------ GIVEN RECORDS

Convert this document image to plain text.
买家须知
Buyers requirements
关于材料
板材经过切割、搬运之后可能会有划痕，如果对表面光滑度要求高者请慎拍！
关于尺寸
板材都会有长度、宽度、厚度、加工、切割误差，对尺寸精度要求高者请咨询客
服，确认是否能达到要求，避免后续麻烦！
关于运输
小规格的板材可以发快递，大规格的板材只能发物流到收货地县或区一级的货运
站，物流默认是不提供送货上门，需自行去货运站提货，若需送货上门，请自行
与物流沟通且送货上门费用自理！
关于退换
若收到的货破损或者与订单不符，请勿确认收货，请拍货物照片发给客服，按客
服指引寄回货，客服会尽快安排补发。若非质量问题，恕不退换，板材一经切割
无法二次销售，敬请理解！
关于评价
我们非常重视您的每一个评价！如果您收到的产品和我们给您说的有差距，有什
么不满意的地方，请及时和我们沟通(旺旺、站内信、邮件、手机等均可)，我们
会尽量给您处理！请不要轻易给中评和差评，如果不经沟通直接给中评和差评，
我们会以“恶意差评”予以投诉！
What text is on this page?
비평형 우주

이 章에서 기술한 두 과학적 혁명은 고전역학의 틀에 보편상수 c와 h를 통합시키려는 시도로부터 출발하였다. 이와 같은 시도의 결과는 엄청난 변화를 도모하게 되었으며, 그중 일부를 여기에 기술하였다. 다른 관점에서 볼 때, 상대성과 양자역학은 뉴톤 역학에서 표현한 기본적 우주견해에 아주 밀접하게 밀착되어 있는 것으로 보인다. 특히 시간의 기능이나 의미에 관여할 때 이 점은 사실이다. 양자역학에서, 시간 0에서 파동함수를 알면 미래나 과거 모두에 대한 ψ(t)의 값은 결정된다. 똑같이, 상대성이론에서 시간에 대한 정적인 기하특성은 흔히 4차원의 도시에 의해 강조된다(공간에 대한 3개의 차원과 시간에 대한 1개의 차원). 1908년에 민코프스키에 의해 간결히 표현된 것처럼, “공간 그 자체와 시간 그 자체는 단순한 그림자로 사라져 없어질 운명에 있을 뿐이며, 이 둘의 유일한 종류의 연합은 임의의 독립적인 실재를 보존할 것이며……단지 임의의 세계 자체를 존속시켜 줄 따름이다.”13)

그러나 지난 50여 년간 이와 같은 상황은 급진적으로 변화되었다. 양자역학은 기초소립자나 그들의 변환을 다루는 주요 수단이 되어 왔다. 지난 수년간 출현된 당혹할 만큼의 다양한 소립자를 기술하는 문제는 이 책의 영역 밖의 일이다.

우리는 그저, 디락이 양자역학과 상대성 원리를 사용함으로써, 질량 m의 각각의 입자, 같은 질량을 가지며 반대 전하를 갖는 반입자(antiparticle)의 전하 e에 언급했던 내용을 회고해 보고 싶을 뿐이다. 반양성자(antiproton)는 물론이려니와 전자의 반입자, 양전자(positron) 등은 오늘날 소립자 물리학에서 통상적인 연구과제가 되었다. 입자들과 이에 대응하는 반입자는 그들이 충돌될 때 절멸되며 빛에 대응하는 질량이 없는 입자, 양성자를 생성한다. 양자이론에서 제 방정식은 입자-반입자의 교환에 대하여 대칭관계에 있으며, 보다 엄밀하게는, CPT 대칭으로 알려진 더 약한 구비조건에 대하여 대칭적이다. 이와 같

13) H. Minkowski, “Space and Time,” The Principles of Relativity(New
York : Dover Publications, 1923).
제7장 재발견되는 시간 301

------------

__AIM OF THE TASK__:
The entries above must be returned in full, exactly as shown.

__RESULT OF THE EXERCISE__:
Convert this document image to plain text.
买家须知
Buyers requirements
关于材料
板材经过切割、搬运之后可能会有划痕，如果对表面光滑度要求高者请慎拍！
关于尺寸
板材都会有长度、宽度、厚度、加工、切割误差，对尺寸精度要求高者请咨询客
服，确认是否能达到要求，避免后续麻烦！
关于运输
小规格的板材可以发快递，大规格的板材只能发物流到收货地县或区一级的货运
站，物流默认是不提供送货上门，需自行去货运站提货，若需送货上门，请自行
与物流沟通且送货上门费用自理！
关于退换
若收到的货破损或者与订单不符，请勿确认收货，请拍货物照片发给客服，按客
服指引寄回货，客服会尽快安排补发。若非质量问题，恕不退换，板材一经切割
无法二次销售，敬请理解！
关于评价
我们非常重视您的每一个评价！如果您收到的产品和我们给您说的有差距，有什
么不满意的地方，请及时和我们沟通(旺旺、站内信、邮件、手机等均可)，我们
会尽量给您处理！请不要轻易给中评和差评，如果不经沟通直接给中评和差评，
我们会以“恶意差评”予以投诉！
What text is on this page?
비평형 우주

이 章에서 기술한 두 과학적 혁명은 고전역학의 틀에 보편상수 c와 h를 통합시키려는 시도로부터 출발하였다. 이와 같은 시도의 결과는 엄청난 변화를 도모하게 되었으며, 그중 일부를 여기에 기술하였다. 다른 관점에서 볼 때, 상대성과 양자역학은 뉴톤 역학에서 표현한 기본적 우주견해에 아주 밀접하게 밀착되어 있는 것으로 보인다. 특히 시간의 기능이나 의미에 관여할 때 이 점은 사실이다. 양자역학에서, 시간 0에서 파동함수를 알면 미래나 과거 모두에 대한 ψ(t)의 값은 결정된다. 똑같이, 상대성이론에서 시간에 대한 정적인 기하특성은 흔히 4차원의 도시에 의해 강조된다(공간에 대한 3개의 차원과 시간에 대한 1개의 차원). 1908년에 민코프스키에 의해 간결히 표현된 것처럼, “공간 그 자체와 시간 그 자체는 단순한 그림자로 사라져 없어질 운명에 있을 뿐이며, 이 둘의 유일한 종류의 연합은 임의의 독립적인 실재를 보존할 것이며……단지 임의의 세계 자체를 존속시켜 줄 따름이다.”13)

그러나 지난 50여 년간 이와 같은 상황은 급진적으로 변화되었다. 양자역학은 기초소립자나 그들의 변환을 다루는 주요 수단이 되어 왔다. 지난 수년간 출현된 당혹할 만큼의 다양한 소립자를 기술하는 문제는 이 책의 영역 밖의 일이다.

우리는 그저, 디락이 양자역학과 상대성 원리를 사용함으로써, 질량 m의 각각의 입자, 같은 질량을 가지며 반대 전하를 갖는 반입자(antiparticle)의 전하 e에 언급했던 내용을 회고해 보고 싶을 뿐이다. 반양성자(antiproton)는 물론이려니와 전자의 반입자, 양전자(positron) 등은 오늘날 소립자 물리학에서 통상적인 연구과제가 되었다. 입자들과 이에 대응하는 반입자는 그들이 충돌될 때 절멸되며 빛에 대응하는 질량이 없는 입자, 양성자를 생성한다. 양자이론에서 제 방정식은 입자-반입자의 교환에 대하여 대칭관계에 있으며, 보다 엄밀하게는, CPT 대칭으로 알려진 더 약한 구비조건에 대하여 대칭적이다. 이와 같

13) H. Minkowski, “Space and Time,” The Principles of Relativity(New
York : Dover Publications, 1923).
제7장 재발견되는 시간 301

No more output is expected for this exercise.